Copy the data word for word, keeping every line.

⟨

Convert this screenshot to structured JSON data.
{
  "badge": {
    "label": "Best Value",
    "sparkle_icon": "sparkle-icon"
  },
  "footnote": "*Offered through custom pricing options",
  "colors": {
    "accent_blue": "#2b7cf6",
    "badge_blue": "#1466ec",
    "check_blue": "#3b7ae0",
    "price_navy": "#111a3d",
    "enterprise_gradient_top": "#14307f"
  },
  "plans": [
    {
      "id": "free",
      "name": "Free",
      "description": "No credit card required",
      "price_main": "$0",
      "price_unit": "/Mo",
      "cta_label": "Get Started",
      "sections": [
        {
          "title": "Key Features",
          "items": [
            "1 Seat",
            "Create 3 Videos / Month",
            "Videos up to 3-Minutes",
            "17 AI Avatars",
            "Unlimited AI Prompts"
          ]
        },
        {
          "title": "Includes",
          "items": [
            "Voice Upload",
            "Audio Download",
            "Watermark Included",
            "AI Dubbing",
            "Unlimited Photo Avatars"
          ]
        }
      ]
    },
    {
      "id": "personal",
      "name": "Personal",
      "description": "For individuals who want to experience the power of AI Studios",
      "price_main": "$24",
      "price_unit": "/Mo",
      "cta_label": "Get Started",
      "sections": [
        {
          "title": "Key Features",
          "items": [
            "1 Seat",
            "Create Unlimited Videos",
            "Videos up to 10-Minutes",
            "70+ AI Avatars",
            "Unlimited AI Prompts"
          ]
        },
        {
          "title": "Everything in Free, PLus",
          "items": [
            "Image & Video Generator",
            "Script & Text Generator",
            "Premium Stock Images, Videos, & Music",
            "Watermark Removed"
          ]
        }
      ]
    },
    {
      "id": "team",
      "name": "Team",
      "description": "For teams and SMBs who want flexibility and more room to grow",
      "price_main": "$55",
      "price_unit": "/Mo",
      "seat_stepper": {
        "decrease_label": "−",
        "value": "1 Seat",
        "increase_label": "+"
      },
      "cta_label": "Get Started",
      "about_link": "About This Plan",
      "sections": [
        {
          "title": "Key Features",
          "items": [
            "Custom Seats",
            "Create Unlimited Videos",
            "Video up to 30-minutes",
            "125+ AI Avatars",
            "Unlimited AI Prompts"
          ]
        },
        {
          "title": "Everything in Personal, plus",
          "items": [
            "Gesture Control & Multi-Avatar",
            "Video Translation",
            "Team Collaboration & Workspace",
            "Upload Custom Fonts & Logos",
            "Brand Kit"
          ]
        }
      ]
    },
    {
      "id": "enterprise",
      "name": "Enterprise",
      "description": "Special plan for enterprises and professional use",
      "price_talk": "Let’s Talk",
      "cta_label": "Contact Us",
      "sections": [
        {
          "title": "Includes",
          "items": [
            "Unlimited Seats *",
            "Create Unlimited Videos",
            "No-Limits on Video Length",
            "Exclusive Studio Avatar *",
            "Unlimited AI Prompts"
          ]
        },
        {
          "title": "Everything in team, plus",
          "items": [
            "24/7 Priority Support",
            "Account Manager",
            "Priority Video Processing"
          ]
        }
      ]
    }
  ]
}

⟩

### Response below:
Convert this screenshot to structured JSON data.
{
  "badge": {
    "label": "Best Value",
    "sparkle_icon": "sparkle-icon"
  },
  "footnote": "*Offered through custom pricing options",
  "colors": {
    "accent_blue": "#2b7cf6",
    "badge_blue": "#1466ec",
    "check_blue": "#3b7ae0",
    "price_navy": "#111a3d",
    "enterprise_gradient_top": "#14307f"
  },
  "plans": [
    {
      "id": "free",
      "name": "Free",
      "description": "No credit card required",
      "price_main": "$0",
      "price_unit": "/Mo",
      "cta_label": "Get Started",
      "sections": [
        {
          "title": "Key Features",
          "items": [
            "1 Seat",
            "Create 3 Videos / Month",
            "Videos up to 3-Minutes",
            "17 AI Avatars",
            "Unlimited AI Prompts"
          ]
        },
        {
          "title": "Includes",
          "items": [
            "Voice Upload",
            "Audio Download",
            "Watermark Included",
            "AI Dubbing",
            "Unlimited Photo Avatars"
          ]
        }
      ]
    },
    {
      "id": "personal",
      "name": "Personal",
      "description": "For individuals who want to experience the power of AI Studios",
      "price_main": "$24",
      "price_unit": "/Mo",
      "cta_label": "Get Started",
      "sections": [
        {
          "title": "Key Features",
          "items": [
            "1 Seat",
            "Create Unlimited Videos",
            "Videos up to 10-Minutes",
            "70+ AI Avatars",
            "Unlimited AI Prompts"
          ]
        },
        {
          "title": "Everything in Free, PLus",
          "items": [
            "Image & Video Generator",
            "Script & Text Generator",
            "Premium Stock Images, Videos, & Music",
            "Watermark Removed"
          ]
        }
      ]
    },
    {
      "id": "team",
      "name": "Team",
      "description": "For teams and SMBs who want flexibility and more room to grow",
      "price_main": "$55",
      "price_unit": "/Mo",
      "seat_stepper": {
        "decrease_label": "−",
        "value": "1 Seat",
        "increase_label": "+"
      },
      "cta_label": "Get Started",
      "about_link": "About This Plan",
      "sections": [
        {
          "title": "Key Features",
          "items": [
            "Custom Seats",
            "Create Unlimited Videos",
            "Video up to 30-minutes",
            "125+ AI Avatars",
            "Unlimited AI Prompts"
          ]
        },
        {
          "title": "Everything in Personal, plus",
          "items": [
            "Gesture Control & Multi-Avatar",
            "Video Translation",
            "Team Collaboration & Workspace",
            "Upload Custom Fonts & Logos",
            "Brand Kit"
          ]
        }
      ]
    },
    {
      "id": "enterprise",
      "name": "Enterprise",
      "description": "Special plan for enterprises and professional use",
      "price_talk": "Let’s Talk",
      "cta_label": "Contact Us",
      "sections": [
        {
          "title": "Includes",
          "items": [
            "Unlimited Seats *",
            "Create Unlimited Videos",
            "No-Limits on Video Length",
            "Exclusive Studio Avatar *",
            "Unlimited AI Prompts"
          ]
        },
        {
          "title": "Everything in team, plus",
          "items": [
            "24/7 Priority Support",
            "Account Manager",
            "Priority Video Processing"
          ]
        }
      ]
    }
  ]
}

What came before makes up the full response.